§ Extracted records:
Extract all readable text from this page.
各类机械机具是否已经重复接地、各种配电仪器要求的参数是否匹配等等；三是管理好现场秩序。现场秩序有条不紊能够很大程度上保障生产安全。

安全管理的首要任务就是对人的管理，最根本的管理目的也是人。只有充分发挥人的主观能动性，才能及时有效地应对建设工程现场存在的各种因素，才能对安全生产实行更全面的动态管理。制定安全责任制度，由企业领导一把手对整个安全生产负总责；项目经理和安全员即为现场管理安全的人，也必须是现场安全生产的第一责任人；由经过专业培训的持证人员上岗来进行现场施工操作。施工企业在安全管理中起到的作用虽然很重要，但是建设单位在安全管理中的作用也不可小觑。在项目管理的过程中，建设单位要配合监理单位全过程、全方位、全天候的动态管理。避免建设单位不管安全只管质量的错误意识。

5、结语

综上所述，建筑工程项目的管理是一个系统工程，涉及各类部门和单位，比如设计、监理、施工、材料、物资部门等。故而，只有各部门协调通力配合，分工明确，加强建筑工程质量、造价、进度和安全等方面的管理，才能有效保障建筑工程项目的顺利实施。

§ Exercise:
Each entry above is to be quoted exactly.

§ Exercise output:
Extract all readable text from this page.
各类机械机具是否已经重复接地、各种配电仪器要求的参数是否匹配等等；三是管理好现场秩序。现场秩序有条不紊能够很大程度上保障生产安全。

安全管理的首要任务就是对人的管理，最根本的管理目的也是人。只有充分发挥人的主观能动性，才能及时有效地应对建设工程现场存在的各种因素，才能对安全生产实行更全面的动态管理。制定安全责任制度，由企业领导一把手对整个安全生产负总责；项目经理和安全员即为现场管理安全的人，也必须是现场安全生产的第一责任人；由经过专业培训的持证人员上岗来进行现场施工操作。施工企业在安全管理中起到的作用虽然很重要，但是建设单位在安全管理中的作用也不可小觑。在项目管理的过程中，建设单位要配合监理单位全过程、全方位、全天候的动态管理。避免建设单位不管安全只管质量的错误意识。

5、结语

综上所述，建筑工程项目的管理是一个系统工程，涉及各类部门和单位，比如设计、监理、施工、材料、物资部门等。故而，只有各部门协调通力配合，分工明确，加强建筑工程质量、造价、进度和安全等方面的管理，才能有效保障建筑工程项目的顺利实施。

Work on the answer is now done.